# WRITTEN REQUEST
Collect each line of the records containing the string "инерционная".

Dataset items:
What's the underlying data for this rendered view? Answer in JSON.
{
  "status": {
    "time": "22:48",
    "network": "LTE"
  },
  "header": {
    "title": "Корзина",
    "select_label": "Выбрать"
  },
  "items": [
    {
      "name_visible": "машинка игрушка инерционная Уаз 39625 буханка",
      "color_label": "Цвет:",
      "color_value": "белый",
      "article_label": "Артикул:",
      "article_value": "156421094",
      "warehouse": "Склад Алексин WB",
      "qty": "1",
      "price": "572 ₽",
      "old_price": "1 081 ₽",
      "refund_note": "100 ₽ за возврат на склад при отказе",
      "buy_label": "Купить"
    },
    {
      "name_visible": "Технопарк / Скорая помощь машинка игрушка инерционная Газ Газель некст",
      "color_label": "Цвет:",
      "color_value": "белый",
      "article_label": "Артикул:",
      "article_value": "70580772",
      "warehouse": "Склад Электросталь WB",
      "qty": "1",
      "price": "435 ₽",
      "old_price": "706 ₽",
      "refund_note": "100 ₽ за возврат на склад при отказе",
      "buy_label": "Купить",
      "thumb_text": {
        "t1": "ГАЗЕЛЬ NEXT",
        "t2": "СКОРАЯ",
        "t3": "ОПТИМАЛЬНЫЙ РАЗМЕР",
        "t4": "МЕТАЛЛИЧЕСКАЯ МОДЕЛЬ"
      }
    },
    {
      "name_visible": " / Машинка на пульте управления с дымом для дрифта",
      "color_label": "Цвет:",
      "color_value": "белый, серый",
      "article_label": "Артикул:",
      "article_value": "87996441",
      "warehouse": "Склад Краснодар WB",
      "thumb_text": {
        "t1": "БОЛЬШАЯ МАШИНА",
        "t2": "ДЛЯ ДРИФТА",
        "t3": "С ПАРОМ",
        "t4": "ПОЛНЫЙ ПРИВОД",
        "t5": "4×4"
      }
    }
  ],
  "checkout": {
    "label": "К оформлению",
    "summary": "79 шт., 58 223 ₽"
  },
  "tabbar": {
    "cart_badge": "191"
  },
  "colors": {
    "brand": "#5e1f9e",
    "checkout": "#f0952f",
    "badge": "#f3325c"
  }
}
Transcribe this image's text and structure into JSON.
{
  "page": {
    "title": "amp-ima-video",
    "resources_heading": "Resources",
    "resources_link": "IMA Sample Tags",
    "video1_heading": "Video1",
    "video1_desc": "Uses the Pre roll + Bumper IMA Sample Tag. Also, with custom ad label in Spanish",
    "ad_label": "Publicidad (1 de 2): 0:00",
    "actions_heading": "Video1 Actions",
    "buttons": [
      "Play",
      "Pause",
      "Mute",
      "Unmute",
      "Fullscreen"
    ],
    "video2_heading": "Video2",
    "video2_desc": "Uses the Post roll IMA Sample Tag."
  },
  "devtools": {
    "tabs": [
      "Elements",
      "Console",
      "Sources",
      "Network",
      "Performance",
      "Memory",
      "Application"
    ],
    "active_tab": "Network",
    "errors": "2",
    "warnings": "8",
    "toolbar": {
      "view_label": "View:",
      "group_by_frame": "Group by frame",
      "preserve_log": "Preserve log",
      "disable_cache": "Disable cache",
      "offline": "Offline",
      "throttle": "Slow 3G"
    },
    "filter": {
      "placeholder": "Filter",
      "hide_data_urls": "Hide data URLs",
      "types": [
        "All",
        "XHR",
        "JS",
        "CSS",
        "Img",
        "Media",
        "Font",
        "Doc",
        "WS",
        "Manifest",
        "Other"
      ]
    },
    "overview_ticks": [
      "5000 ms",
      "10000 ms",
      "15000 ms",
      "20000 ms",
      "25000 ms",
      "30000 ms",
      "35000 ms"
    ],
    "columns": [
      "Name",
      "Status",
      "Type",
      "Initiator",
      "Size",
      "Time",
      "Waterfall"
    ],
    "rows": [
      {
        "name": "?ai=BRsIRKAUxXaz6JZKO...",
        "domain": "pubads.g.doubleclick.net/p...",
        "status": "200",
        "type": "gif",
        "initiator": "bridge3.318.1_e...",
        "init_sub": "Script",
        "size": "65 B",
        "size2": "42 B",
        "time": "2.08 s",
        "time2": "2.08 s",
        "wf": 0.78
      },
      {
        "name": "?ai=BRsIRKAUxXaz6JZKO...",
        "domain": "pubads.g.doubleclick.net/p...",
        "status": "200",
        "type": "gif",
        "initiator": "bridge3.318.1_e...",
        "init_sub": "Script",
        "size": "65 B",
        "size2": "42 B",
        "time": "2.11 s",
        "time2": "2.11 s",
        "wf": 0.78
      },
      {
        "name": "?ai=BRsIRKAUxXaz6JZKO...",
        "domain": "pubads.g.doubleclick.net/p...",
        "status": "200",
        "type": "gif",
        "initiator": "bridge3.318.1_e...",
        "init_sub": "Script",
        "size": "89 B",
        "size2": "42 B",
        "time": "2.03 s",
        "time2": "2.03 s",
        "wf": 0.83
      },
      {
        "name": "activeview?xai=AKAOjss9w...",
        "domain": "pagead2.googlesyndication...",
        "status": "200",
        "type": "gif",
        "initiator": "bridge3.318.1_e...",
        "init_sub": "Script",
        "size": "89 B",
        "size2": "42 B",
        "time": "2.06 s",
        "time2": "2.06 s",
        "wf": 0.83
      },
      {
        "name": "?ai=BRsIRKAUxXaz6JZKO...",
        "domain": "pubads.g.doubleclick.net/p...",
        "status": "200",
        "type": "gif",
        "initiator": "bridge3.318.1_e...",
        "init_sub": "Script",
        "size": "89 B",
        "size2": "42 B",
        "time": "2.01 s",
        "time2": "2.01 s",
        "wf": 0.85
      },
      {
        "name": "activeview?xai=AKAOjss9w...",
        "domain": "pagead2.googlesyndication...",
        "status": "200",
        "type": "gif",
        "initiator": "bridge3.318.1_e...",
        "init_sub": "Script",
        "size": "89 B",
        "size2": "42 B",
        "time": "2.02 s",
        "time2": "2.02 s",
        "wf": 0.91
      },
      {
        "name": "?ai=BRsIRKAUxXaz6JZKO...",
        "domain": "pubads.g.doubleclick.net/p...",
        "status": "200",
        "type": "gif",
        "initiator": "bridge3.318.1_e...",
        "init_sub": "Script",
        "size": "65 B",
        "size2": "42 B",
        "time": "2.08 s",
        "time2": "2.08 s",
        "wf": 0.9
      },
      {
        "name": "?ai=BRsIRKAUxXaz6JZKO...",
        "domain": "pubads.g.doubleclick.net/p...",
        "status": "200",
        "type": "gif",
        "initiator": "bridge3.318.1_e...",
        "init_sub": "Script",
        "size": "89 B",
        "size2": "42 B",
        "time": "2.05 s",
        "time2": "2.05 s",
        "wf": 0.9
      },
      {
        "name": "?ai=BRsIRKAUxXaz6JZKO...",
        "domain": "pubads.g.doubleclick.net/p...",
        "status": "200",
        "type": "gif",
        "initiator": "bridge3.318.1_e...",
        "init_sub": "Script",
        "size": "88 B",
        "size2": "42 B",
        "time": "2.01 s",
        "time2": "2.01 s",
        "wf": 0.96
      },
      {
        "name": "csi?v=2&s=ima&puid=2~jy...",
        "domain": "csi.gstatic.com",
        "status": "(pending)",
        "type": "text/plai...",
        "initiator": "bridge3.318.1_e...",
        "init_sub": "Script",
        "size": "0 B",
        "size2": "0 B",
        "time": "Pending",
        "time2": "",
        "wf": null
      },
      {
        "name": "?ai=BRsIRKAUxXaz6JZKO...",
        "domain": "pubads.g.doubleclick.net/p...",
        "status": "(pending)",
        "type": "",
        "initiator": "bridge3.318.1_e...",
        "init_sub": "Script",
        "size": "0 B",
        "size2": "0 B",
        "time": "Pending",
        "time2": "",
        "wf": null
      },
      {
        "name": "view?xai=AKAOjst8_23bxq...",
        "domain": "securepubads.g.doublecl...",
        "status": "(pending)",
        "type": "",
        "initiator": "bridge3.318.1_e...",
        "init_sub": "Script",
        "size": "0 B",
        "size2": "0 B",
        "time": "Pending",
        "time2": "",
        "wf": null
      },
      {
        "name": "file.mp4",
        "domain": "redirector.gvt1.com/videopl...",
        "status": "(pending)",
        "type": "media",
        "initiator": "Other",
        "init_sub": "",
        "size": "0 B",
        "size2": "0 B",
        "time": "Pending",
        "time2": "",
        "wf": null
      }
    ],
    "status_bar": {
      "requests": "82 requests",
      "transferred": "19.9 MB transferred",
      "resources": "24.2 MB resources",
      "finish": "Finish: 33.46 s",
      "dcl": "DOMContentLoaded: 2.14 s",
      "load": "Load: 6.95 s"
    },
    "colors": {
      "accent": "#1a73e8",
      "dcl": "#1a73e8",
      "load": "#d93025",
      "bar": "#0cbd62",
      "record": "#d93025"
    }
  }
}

# OUTPUT BELOW
      "name_visible": "машинка игрушка инерционная Уаз 39625 буханка",
      "name_visible": "Технопарк / Скорая помощь машинка игрушка инерционная Газ Газель некст",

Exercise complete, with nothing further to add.